▶ _Travail à faire_:
1. Selon le texte sur le niveau scolaire, combien de bacheliers C compte le cru 1988 ?
2. Rédigez la suite du texte sur le niveau scolaire, en reprenant juste après sa dernière phrase.

▶ _Extrait de page_:
----------

LE NIVEAU MONTE
Ou réfutation d’une vieille idée concernant la prétendue décadence de nos écoles
Christian BAUDELOT & Roger ESTABLET

 

 

Se fondant sur une analyse rigoureuse de trente ans d’archives, les auteurs administrent la preuve objective que contrairement aux idées reçues, le niveau monte. Mais leur réfutation des poncifs est tout aussi alarmante que les refrains cafardeux : le niveau monte certes, mais pas pour tout le monde ni partout également. L’écart se creuse entre un peloton de tête plus étoffé qu’hier, plus performant que jamais, et les autres, moins nombreux qu’hier mais plus démunis que jamais.

 I : Depuis 4 mille ans ils tombaient dans l’abîme

  • de Guy BAYET à CUVIER : la décadence, une vieille idée.

Depuis 1820, il y a toujours eu des critiques sur le niveau des élèves. Avec 4150 bacheliers C, le cru 1988 dépasse le nombre de ceux qui avaient, 108 ans plus tôt atteint ou dépassé le niveau du certificat d’études primaires. Le niveau d’instruction de la France de 1880 évoque la statistique actuelle du Sénégal ou du Zimbabwe . Prétendre qu’un siècle plus tard, le niveau français a baissé revient à dire : la formation scolaire française aujourd’hui est inférieure à celle que reçoivent les enfants du tiers monde (magistrale stupidité)

  • L’esprit le plus lourd que le corps

Par bien des points, l’organisation scolaire et sportive se ressemblent :

      « la valorisation des résultats scolaires sur leur reconnaissance sociale ne sont plus à démontrer. (investissement des parents, foule aux inscriptions et aux affichages des résultats, trac final aux examens, publication dans la presse des résultats et des meilleures copies, sanction de la vie sociale par les rythmes scolaires etc.

      « Le contexte matériel s’est amélioré (ramassage, construction d’écoles, de collèges, de lycées généraux et professionnels, d’universités , d’équipements informatiques, labos de langues, ciné et vidéo … etc. .)

      « Les conditions de préparation physiologique à la scolarité sont dans l’ensemble meilleures, les parents mieux informés, le temps passé à l’école est plus long et enfin la sélection porte sur des populations mieux formées et tend, comme pour le sport à s’affiner (diversification des filières, apparition de nouveaux diplômes, palmarès des universités et des établissements scolaires)

  • No record !

Le thème de la baisse du niveau serait alors un pur fantasme : ce radotage séculaire s’expliquerait par les espaces infinis que libérerait à son expression le flou qui entoure sa mesure.

 

    II : Des mesures difficiles

      Le niveau général ne serait obtenu qu’après coup comme le résultat d’une somme pondérée.

       

      « 1ère difficulté :

      Les performances exigées des élèves à un âge donné ne cessent de se modifier. L’école suit ou anticipe en cela le mouvement général des sciences et des techniques. Une société dont la légitimité du pouvoir est fondée sur la tradition accorde toujours une place importante à la mémorisation et aux apprentissages par coeur. Ouvertes sur l’avenir, les sociétés modernes tendent au contraire à les combattre comme des routines, au mieux à les cultiver comme des luxes secondaires ou des talents privés.

----------

▶ _Entrées de données_:
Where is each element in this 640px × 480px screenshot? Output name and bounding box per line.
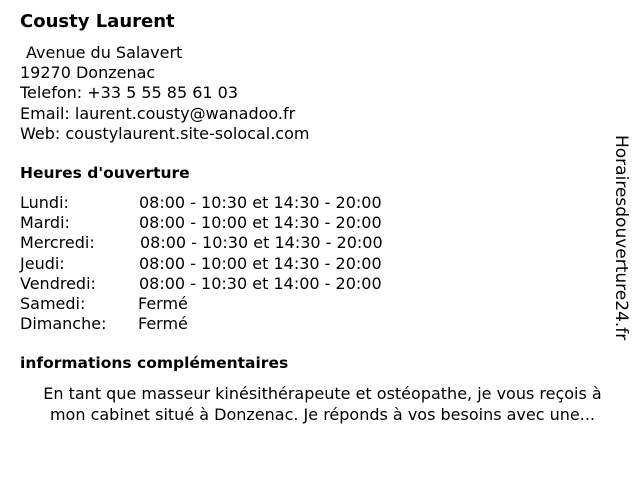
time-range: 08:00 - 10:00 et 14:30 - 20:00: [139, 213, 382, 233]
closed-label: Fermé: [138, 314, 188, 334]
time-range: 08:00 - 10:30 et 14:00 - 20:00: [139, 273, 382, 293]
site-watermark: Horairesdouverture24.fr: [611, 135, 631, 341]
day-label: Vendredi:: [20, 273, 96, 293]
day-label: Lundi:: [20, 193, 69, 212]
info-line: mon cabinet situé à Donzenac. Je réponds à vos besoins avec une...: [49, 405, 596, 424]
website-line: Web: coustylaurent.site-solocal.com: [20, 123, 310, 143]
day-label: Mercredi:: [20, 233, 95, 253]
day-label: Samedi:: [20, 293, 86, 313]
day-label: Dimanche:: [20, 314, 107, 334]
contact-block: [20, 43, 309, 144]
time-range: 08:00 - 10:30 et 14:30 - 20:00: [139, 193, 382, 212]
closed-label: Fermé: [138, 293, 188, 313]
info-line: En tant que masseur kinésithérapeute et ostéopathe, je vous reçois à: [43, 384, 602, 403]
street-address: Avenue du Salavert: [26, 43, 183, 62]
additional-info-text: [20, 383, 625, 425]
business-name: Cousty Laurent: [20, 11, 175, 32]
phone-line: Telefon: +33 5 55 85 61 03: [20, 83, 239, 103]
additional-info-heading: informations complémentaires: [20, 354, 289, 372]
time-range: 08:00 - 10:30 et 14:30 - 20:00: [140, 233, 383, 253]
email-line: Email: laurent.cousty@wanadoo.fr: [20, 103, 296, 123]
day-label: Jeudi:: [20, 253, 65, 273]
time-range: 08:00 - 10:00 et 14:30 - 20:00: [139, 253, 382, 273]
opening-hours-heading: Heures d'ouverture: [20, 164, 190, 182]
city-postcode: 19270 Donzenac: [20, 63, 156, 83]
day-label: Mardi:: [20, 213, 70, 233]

----------

▶ _Réponses attendues_:
1. 4150

2.
      Virgile ou Wilander ?

      Depuis le 19ème siècle, l’intellectuel de référence a changé de nature. Il appartenait à l’école de former des professions libérales ou des professeurs alors qu’il lui incombe aujourd’hui de former d’abord des ingénieurs et des cadres.

      En un siècle, le baccalauréat, 1ère sanction de la culture générale exigée des intellectuels a changé de nature. Comment lui appliquer la notion quantitative de niveau ? Faut il prendre pour norme le latin où l’ingénieur d’aujourd’hui est plus faible, le sport et les mathématiques où il est le meilleur ? Celui qui maintient devant cette difficulté que le niveau a baissé montre clairement qu’il choisit en fait un monde sans changement. C’est d’ailleurs parmi les représentants des disciplines à coefficient social déclinant (lettres, français, philosophie) que le discours sur la baisse du niveau bat son plein.

      « 2ème difficulté : le point de vue crée l’objet

      « 3ème difficulté : A la recherche du PNB scolaire

       

    III : La croissance des diplômes

Le constat est clair : les âges d’entrée à l’école n’ayant cessé de s’abaisser et ceux de la sortie de s’élever, la durée moyenne du séjour effectué dans l’institution scolaire s’est fortement allongée. En 80 ans, la durée du séjour moyen à l’école a plus que doublée.

  • Un siècle de certification

Pour certains, " il ne faut pas instruire le futur agriculteur comme s’il était un citoyen du monde… " vision péjorative.

  • La période récente : le dernier ¼ de siècle (1962-1987)

Baisse des sans diplômes, hausse des titulaires du baccalauréat, des CAP et BEP et l’évolution féminine est plus rapide que celle des hommes.

  • La France et les autres : un niveau riche que seuls certains pays riches possèdent.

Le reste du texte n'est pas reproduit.